## Items from a figure collection
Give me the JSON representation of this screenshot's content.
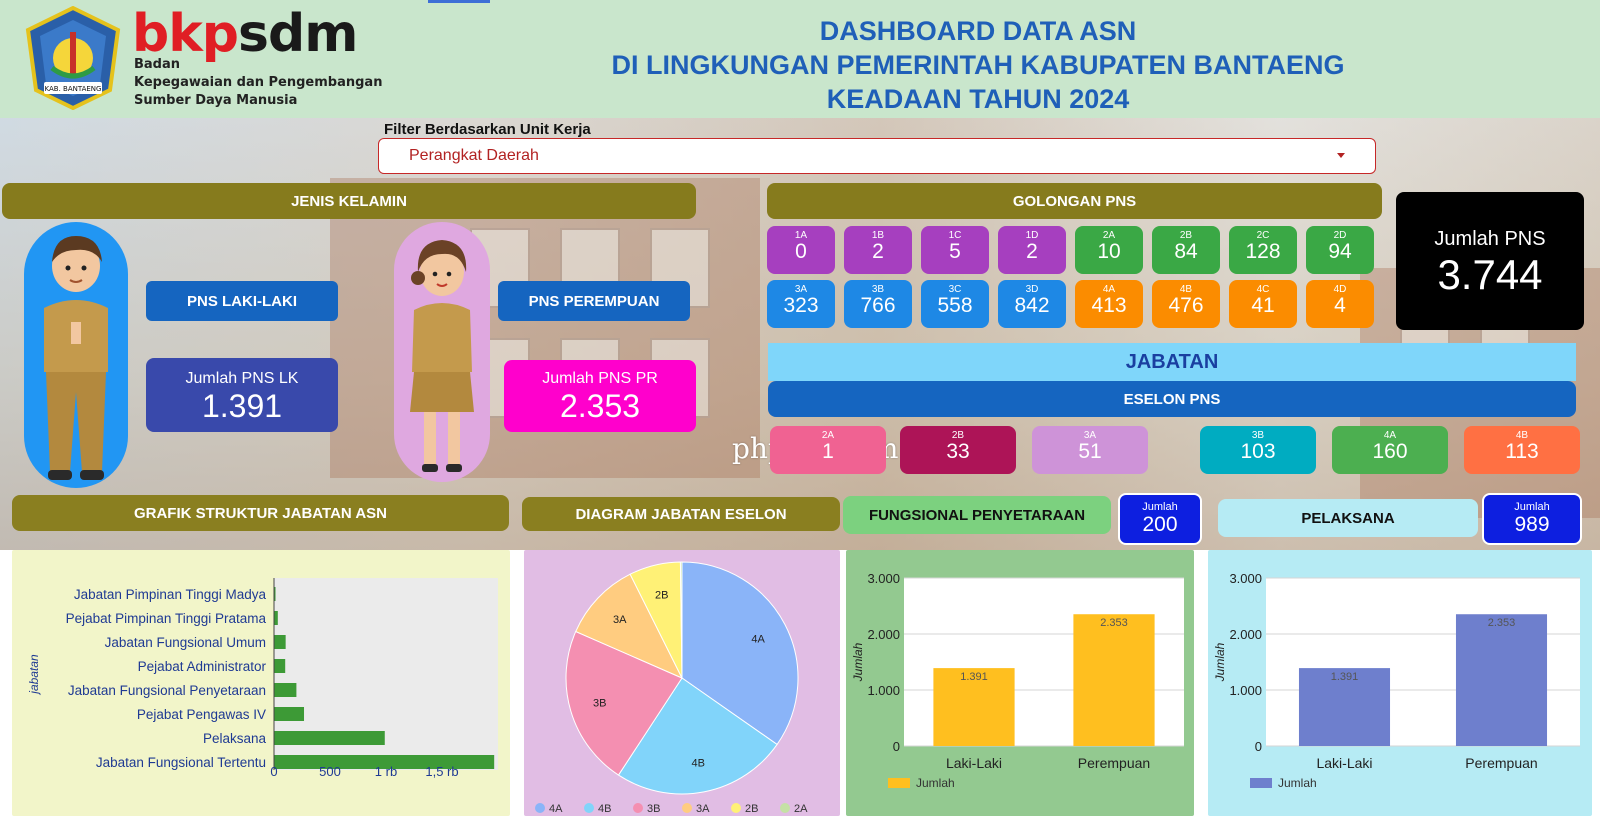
{
  "header": {
    "brand_part1": "bkp",
    "brand_part2": "sdm",
    "org_line1": "Badan",
    "org_line2": "Kepegawaian dan Pengembangan",
    "org_line3": "Sumber Daya Manusia",
    "crest_label": "KAB. BANTAENG",
    "title_line1": "DASHBOARD DATA ASN",
    "title_line2": "DI LINGKUNGAN PEMERINTAH KABUPATEN BANTAENG",
    "title_line3": "KEADAAN TAHUN 2024"
  },
  "filter": {
    "label": "Filter Berdasarkan Unit Kerja",
    "selected": "Perangkat Daerah"
  },
  "gender": {
    "banner": "JENIS KELAMIN",
    "male_label": "PNS LAKI-LAKI",
    "female_label": "PNS PEREMPUAN",
    "male_count_label": "Jumlah PNS LK",
    "male_count": "1.391",
    "female_count_label": "Jumlah PNS PR",
    "female_count": "2.353"
  },
  "golongan": {
    "banner": "GOLONGAN PNS",
    "row1": [
      {
        "k": "1A",
        "v": "0"
      },
      {
        "k": "1B",
        "v": "2"
      },
      {
        "k": "1C",
        "v": "5"
      },
      {
        "k": "1D",
        "v": "2"
      },
      {
        "k": "2A",
        "v": "10"
      },
      {
        "k": "2B",
        "v": "84"
      },
      {
        "k": "2C",
        "v": "128"
      },
      {
        "k": "2D",
        "v": "94"
      }
    ],
    "row2": [
      {
        "k": "3A",
        "v": "323"
      },
      {
        "k": "3B",
        "v": "766"
      },
      {
        "k": "3C",
        "v": "558"
      },
      {
        "k": "3D",
        "v": "842"
      },
      {
        "k": "4A",
        "v": "413"
      },
      {
        "k": "4B",
        "v": "476"
      },
      {
        "k": "4C",
        "v": "41"
      },
      {
        "k": "4D",
        "v": "4"
      }
    ],
    "colors": {
      "purple": "#a63fbf",
      "green": "#3aa845",
      "blue": "#1e88e5",
      "orange": "#fb8c00"
    }
  },
  "total": {
    "label": "Jumlah PNS",
    "value": "3.744"
  },
  "jabatan": {
    "banner": "JABATAN",
    "eselon_banner": "ESELON PNS",
    "eselon": [
      {
        "k": "2A",
        "v": "1"
      },
      {
        "k": "2B",
        "v": "33"
      },
      {
        "k": "3A",
        "v": "51"
      },
      {
        "k": "3B",
        "v": "103"
      },
      {
        "k": "4A",
        "v": "160"
      },
      {
        "k": "4B",
        "v": "113"
      }
    ],
    "watermark": "phpmu.com"
  },
  "sections": {
    "grafik": "GRAFIK STRUKTUR JABATAN ASN",
    "diagram": "DIAGRAM JABATAN ESELON",
    "fungsional": "FUNGSIONAL PENYETARAAN",
    "fungsional_jumlah_label": "Jumlah",
    "fungsional_jumlah": "200",
    "pelaksana": "PELAKSANA",
    "pelaksana_jumlah_label": "Jumlah",
    "pelaksana_jumlah": "989"
  },
  "chart_data": [
    {
      "type": "bar",
      "orientation": "horizontal",
      "categories": [
        "Jabatan Pimpinan Tinggi Madya",
        "Pejabat Pimpinan Tinggi Pratama",
        "Jabatan Fungsional Umum",
        "Pejabat Administrator",
        "Jabatan Fungsional Penyetaraan",
        "Pejabat Pengawas IV",
        "Pelaksana",
        "Jabatan Fungsional Tertentu"
      ],
      "values": [
        1,
        34,
        104,
        100,
        200,
        268,
        989,
        1966
      ],
      "ylabel": "jabatan",
      "xticks": [
        "0",
        "500",
        "1 rb",
        "1,5 rb"
      ],
      "xlim": [
        0,
        2000
      ],
      "color": "#3d9a36"
    },
    {
      "type": "pie",
      "labels": [
        "4A",
        "4B",
        "3B",
        "3A",
        "2B",
        "2A"
      ],
      "values": [
        160,
        113,
        103,
        51,
        33,
        1
      ],
      "colors": [
        "#8ab4f8",
        "#81d4fa",
        "#f48fb1",
        "#ffcc80",
        "#fff176",
        "#c5e1a5"
      ],
      "legend": "bottom"
    },
    {
      "type": "bar",
      "categories": [
        "Laki-Laki",
        "Perempuan"
      ],
      "values": [
        1391,
        2353
      ],
      "value_labels": [
        "1.391",
        "2.353"
      ],
      "yticks": [
        "0",
        "1.000",
        "2.000",
        "3.000"
      ],
      "ylim": [
        0,
        3000
      ],
      "ylabel": "Jumlah",
      "series_name": "Jumlah",
      "color": "#ffbf1f"
    },
    {
      "type": "bar",
      "categories": [
        "Laki-Laki",
        "Perempuan"
      ],
      "values": [
        1391,
        2353
      ],
      "value_labels": [
        "1.391",
        "2.353"
      ],
      "yticks": [
        "0",
        "1.000",
        "2.000",
        "3.000"
      ],
      "ylim": [
        0,
        3000
      ],
      "ylabel": "Jumlah",
      "series_name": "Jumlah",
      "color": "#6e7fcd"
    }
  ]
}
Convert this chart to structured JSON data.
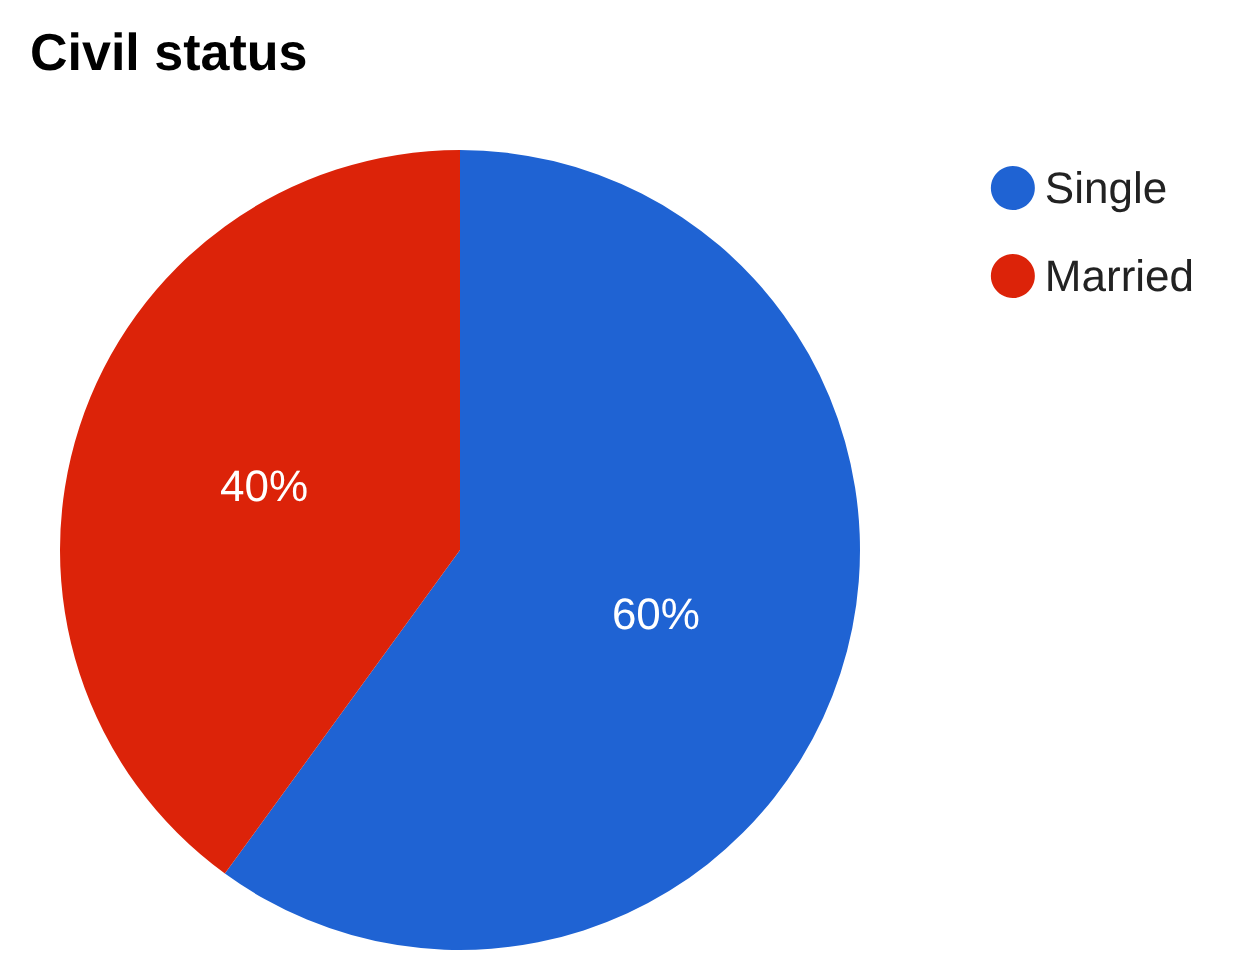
{
  "chart_data": {
    "type": "pie",
    "title": "Civil status",
    "categories": [
      "Single",
      "Married"
    ],
    "values": [
      60,
      40
    ],
    "colors": [
      "#1f63d3",
      "#dc2309"
    ],
    "legend": "top right",
    "value_labels": [
      "60%",
      "40%"
    ]
  }
}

## Given task
Read the data above and pull out each line that holds the string "Pejabat".

## Solution for this problem
        "Pejabat Pimpinan Tinggi Pratama",
        "Pejabat Administrator",
        "Pejabat Pengawas IV",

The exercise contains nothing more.